Goal:
Carry none of the pictures over; write out the complete data exactly.

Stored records
## Begin

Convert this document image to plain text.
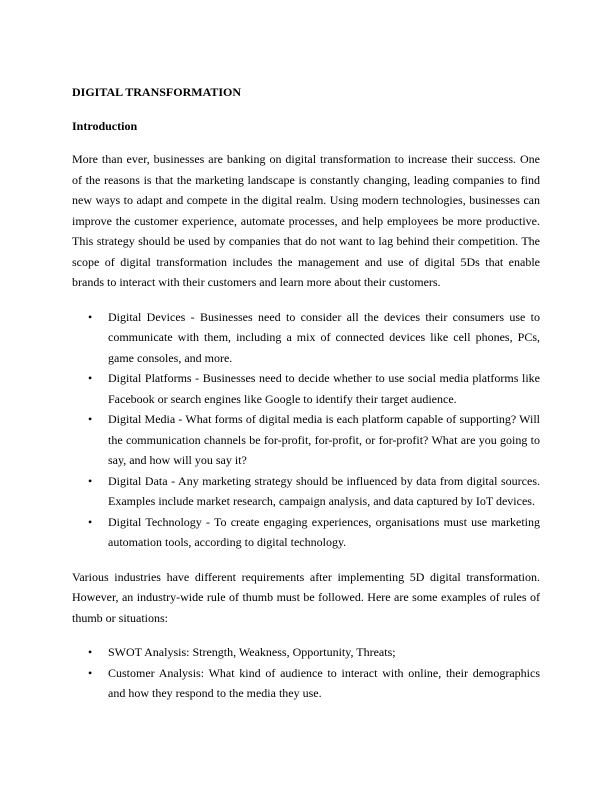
DIGITAL TRANSFORMATION
Introduction

More than ever, businesses are banking on digital transformation to increase their success. One of the reasons is that the marketing landscape is constantly changing, leading companies to find new ways to adapt and compete in the digital realm. Using modern technologies, businesses can improve the customer experience, automate processes, and help employees be more productive. This strategy should be used by companies that do not want to lag behind their competition. The scope of digital transformation includes the management and use of digital 5Ds that enable brands to interact with their customers and learn more about their customers.

• Digital Devices - Businesses need to consider all the devices their consumers use to communicate with them, including a mix of connected devices like cell phones, PCs, game consoles, and more.
• Digital Platforms - Businesses need to decide whether to use social media platforms like Facebook or search engines like Google to identify their target audience.
• Digital Media - What forms of digital media is each platform capable of supporting? Will the communication channels be for-profit, for-profit, or for-profit? What are you going to say, and how will you say it?
• Digital Data - Any marketing strategy should be influenced by data from digital sources. Examples include market research, campaign analysis, and data captured by IoT devices.
• Digital Technology - To create engaging experiences, organisations must use marketing automation tools, according to digital technology.

Various industries have different requirements after implementing 5D digital transformation. However, an industry-wide rule of thumb must be followed. Here are some examples of rules of thumb or situations:

• SWOT Analysis: Strength, Weakness, Opportunity, Threats;
• Customer Analysis: What kind of audience to interact with online, their demographics and how they respond to the media they use.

## End

Exercise solution:
Convert this document image to plain text.
DIGITAL TRANSFORMATION
Introduction

More than ever, businesses are banking on digital transformation to increase their success. One of the reasons is that the marketing landscape is constantly changing, leading companies to find new ways to adapt and compete in the digital realm. Using modern technologies, businesses can improve the customer experience, automate processes, and help employees be more productive. This strategy should be used by companies that do not want to lag behind their competition. The scope of digital transformation includes the management and use of digital 5Ds that enable brands to interact with their customers and learn more about their customers.

• Digital Devices - Businesses need to consider all the devices their consumers use to communicate with them, including a mix of connected devices like cell phones, PCs, game consoles, and more.
• Digital Platforms - Businesses need to decide whether to use social media platforms like Facebook or search engines like Google to identify their target audience.
• Digital Media - What forms of digital media is each platform capable of supporting? Will the communication channels be for-profit, for-profit, or for-profit? What are you going to say, and how will you say it?
• Digital Data - Any marketing strategy should be influenced by data from digital sources. Examples include market research, campaign analysis, and data captured by IoT devices.
• Digital Technology - To create engaging experiences, organisations must use marketing automation tools, according to digital technology.

Various industries have different requirements after implementing 5D digital transformation. However, an industry-wide rule of thumb must be followed. Here are some examples of rules of thumb or situations:

• SWOT Analysis: Strength, Weakness, Opportunity, Threats;
• Customer Analysis: What kind of audience to interact with online, their demographics and how they respond to the media they use.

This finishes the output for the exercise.